[Records shown]:
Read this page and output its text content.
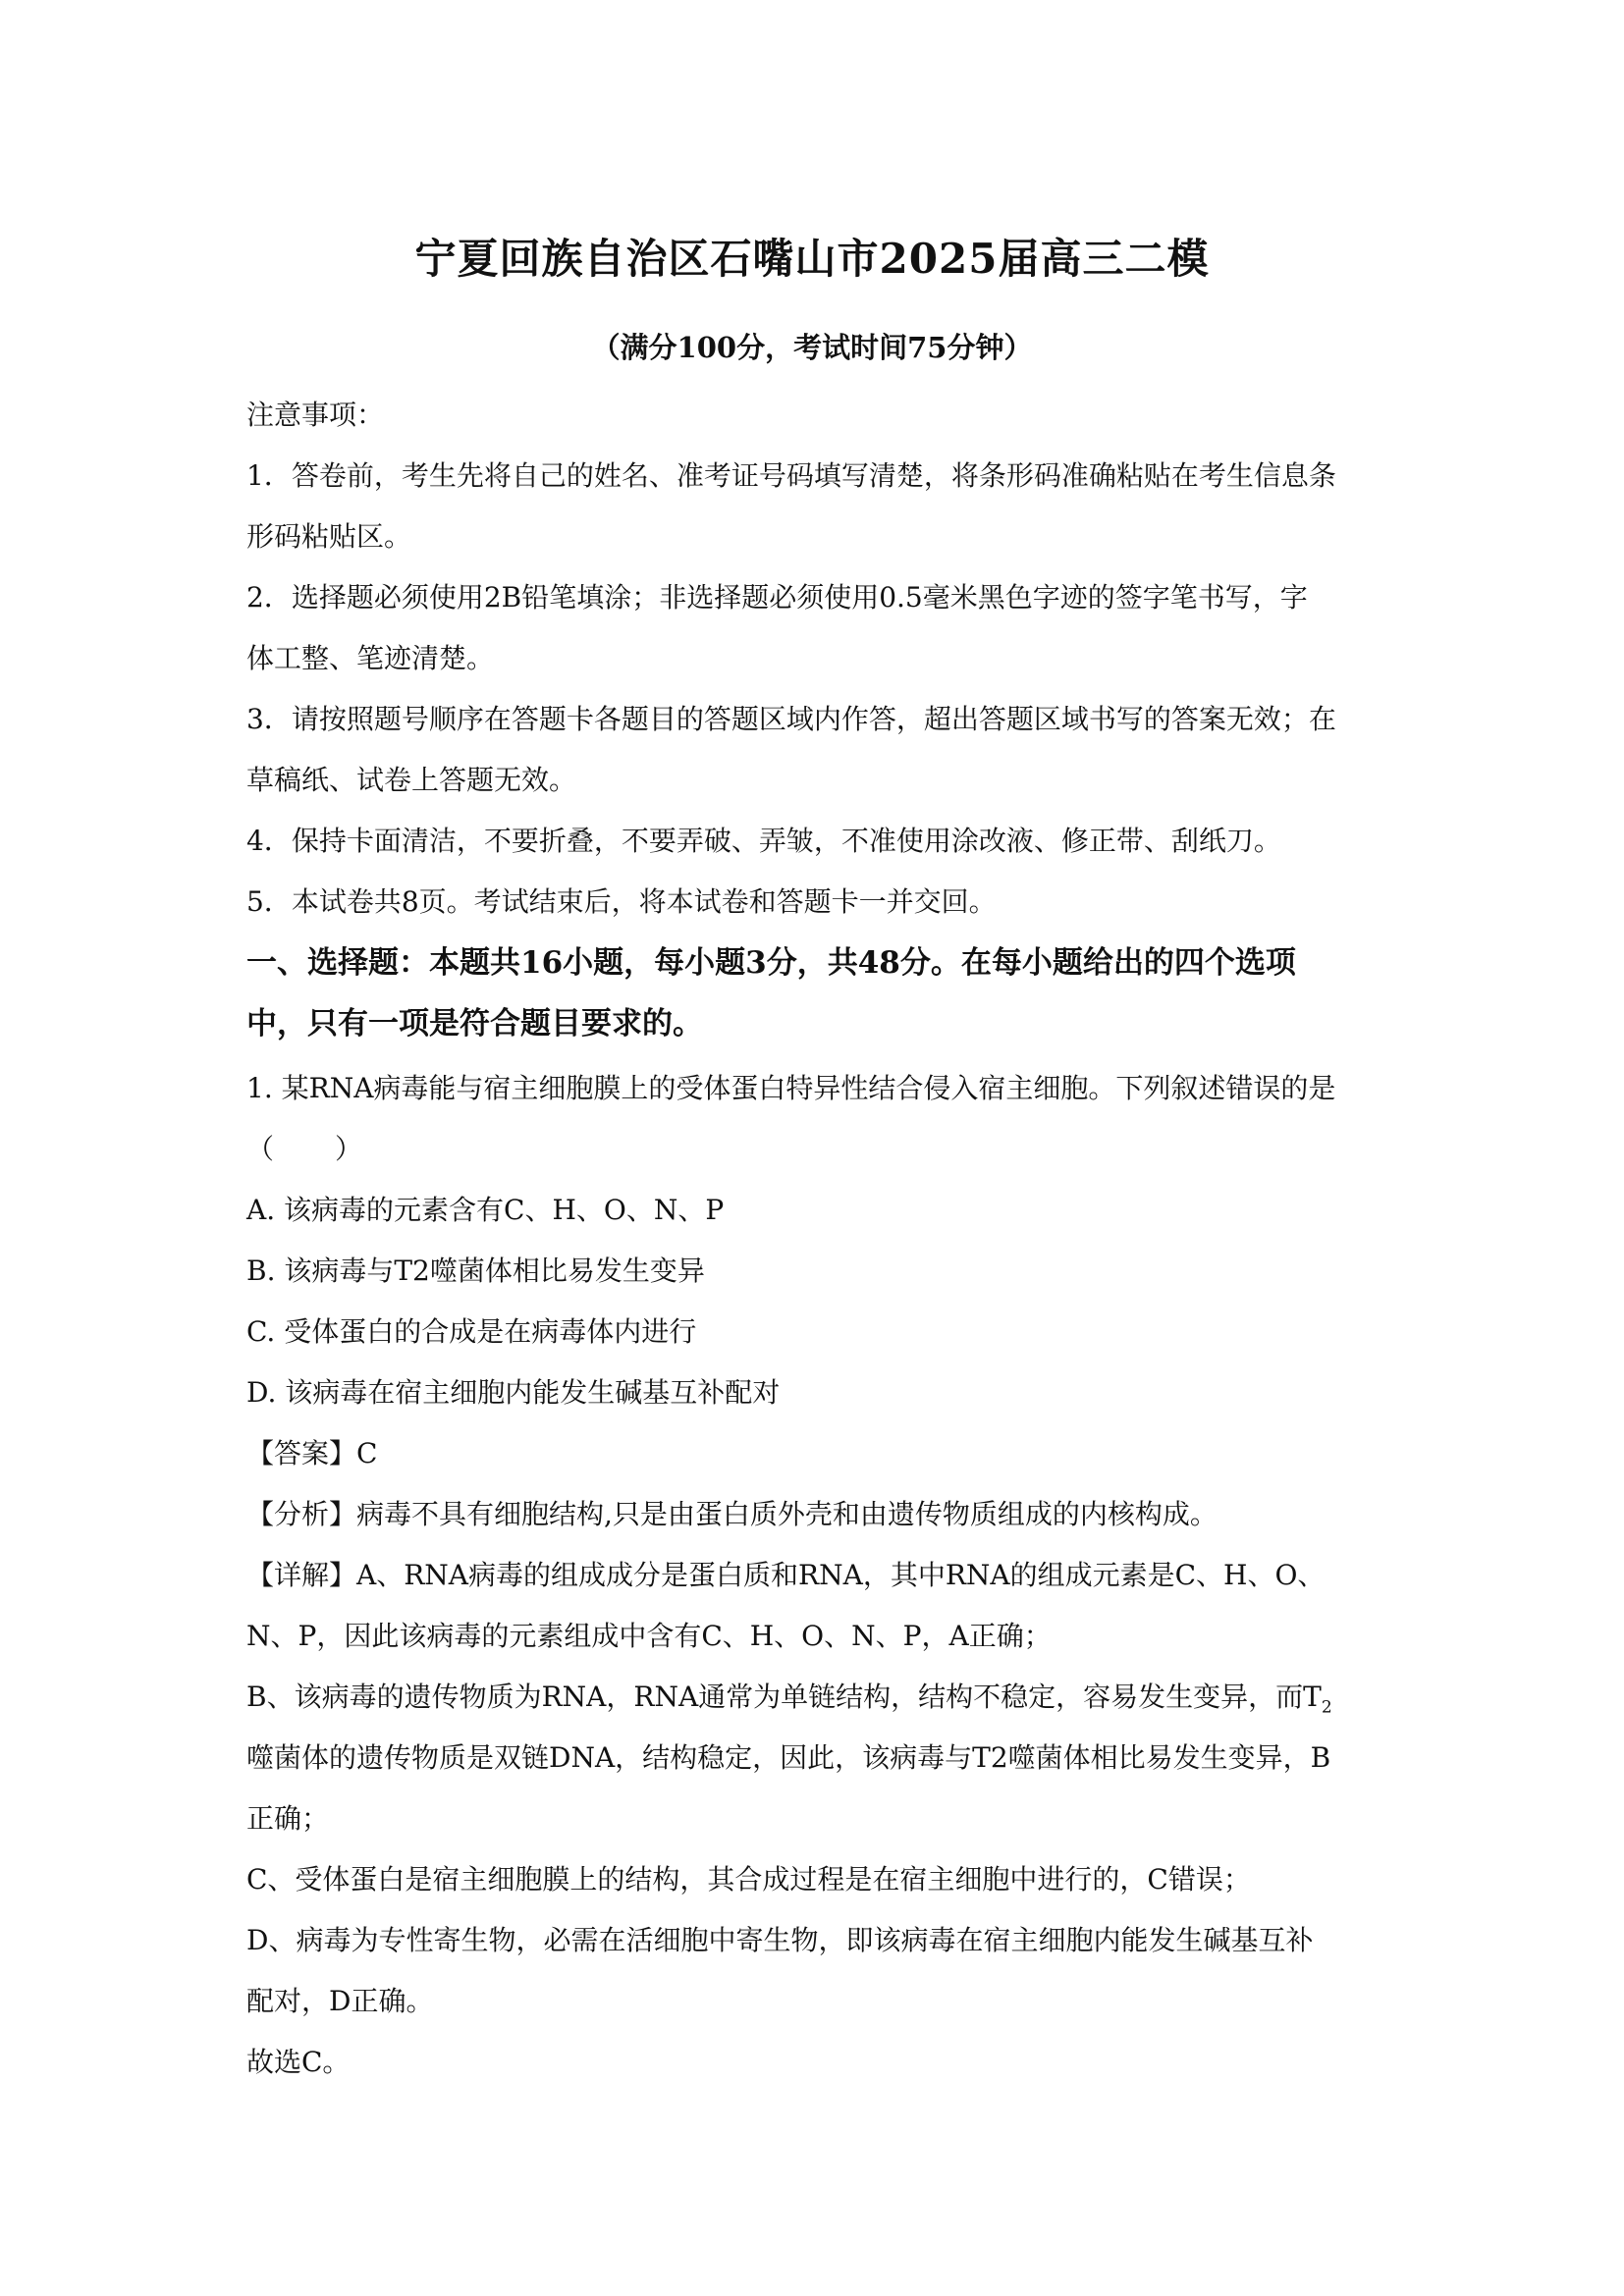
宁夏回族自治区石嘴山市2025届高三二模
（满分100分，考试时间75分钟）
注意事项：
1．答卷前，考生先将自己的姓名、准考证号码填写清楚，将条形码准确粘贴在考生信息条
形码粘贴区。
2．选择题必须使用2B铅笔填涂；非选择题必须使用0.5毫米黑色字迹的签字笔书写，字
体工整、笔迹清楚。
3．请按照题号顺序在答题卡各题目的答题区域内作答，超出答题区域书写的答案无效；在
草稿纸、试卷上答题无效。
4．保持卡面清洁，不要折叠，不要弄破、弄皱，不准使用涂改液、修正带、刮纸刀。
5．本试卷共8页。考试结束后，将本试卷和答题卡一并交回。
一、选择题：本题共16小题，每小题3分，共48分。在每小题给出的四个选项
中，只有一项是符合题目要求的。
1. 某RNA病毒能与宿主细胞膜上的受体蛋白特异性结合侵入宿主细胞。下列叙述错误的是
（ ）
A. 该病毒的元素含有C、H、O、N、P
B. 该病毒与T2噬菌体相比易发生变异
C. 受体蛋白的合成是在病毒体内进行
D. 该病毒在宿主细胞内能发生碱基互补配对
【答案】C
【分析】病毒不具有细胞结构,只是由蛋白质外壳和由遗传物质组成的内核构成。
【详解】A、RNA病毒的组成成分是蛋白质和RNA，其中RNA的组成元素是C、H、O、
N、P，因此该病毒的元素组成中含有C、H、O、N、P，A正确；
B、该病毒的遗传物质为RNA，RNA通常为单链结构，结构不稳定，容易发生变异，而$T_2$
噬菌体的遗传物质是双链DNA，结构稳定，因此，该病毒与T2噬菌体相比易发生变异，B
正确；
C、受体蛋白是宿主细胞膜上的结构，其合成过程是在宿主细胞中进行的，C错误；
D、病毒为专性寄生物，必需在活细胞中寄生物，即该病毒在宿主细胞内能发生碱基互补
配对，D正确。
故选C。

[Exercise]: Omit every picture, then reproduce the rest of the listing exactly.

[Correct output]:
Read this page and output its text content.
宁夏回族自治区石嘴山市2025届高三二模
（满分100分，考试时间75分钟）
注意事项：
1．答卷前，考生先将自己的姓名、准考证号码填写清楚，将条形码准确粘贴在考生信息条
形码粘贴区。
2．选择题必须使用2B铅笔填涂；非选择题必须使用0.5毫米黑色字迹的签字笔书写，字
体工整、笔迹清楚。
3．请按照题号顺序在答题卡各题目的答题区域内作答，超出答题区域书写的答案无效；在
草稿纸、试卷上答题无效。
4．保持卡面清洁，不要折叠，不要弄破、弄皱，不准使用涂改液、修正带、刮纸刀。
5．本试卷共8页。考试结束后，将本试卷和答题卡一并交回。
一、选择题：本题共16小题，每小题3分，共48分。在每小题给出的四个选项
中，只有一项是符合题目要求的。
1. 某RNA病毒能与宿主细胞膜上的受体蛋白特异性结合侵入宿主细胞。下列叙述错误的是
（ ）
A. 该病毒的元素含有C、H、O、N、P
B. 该病毒与T2噬菌体相比易发生变异
C. 受体蛋白的合成是在病毒体内进行
D. 该病毒在宿主细胞内能发生碱基互补配对
【答案】C
【分析】病毒不具有细胞结构,只是由蛋白质外壳和由遗传物质组成的内核构成。
【详解】A、RNA病毒的组成成分是蛋白质和RNA，其中RNA的组成元素是C、H、O、
N、P，因此该病毒的元素组成中含有C、H、O、N、P，A正确；
B、该病毒的遗传物质为RNA，RNA通常为单链结构，结构不稳定，容易发生变异，而$T_2$
噬菌体的遗传物质是双链DNA，结构稳定，因此，该病毒与T2噬菌体相比易发生变异，B
正确；
C、受体蛋白是宿主细胞膜上的结构，其合成过程是在宿主细胞中进行的，C错误；
D、病毒为专性寄生物，必需在活细胞中寄生物，即该病毒在宿主细胞内能发生碱基互补
配对，D正确。
故选C。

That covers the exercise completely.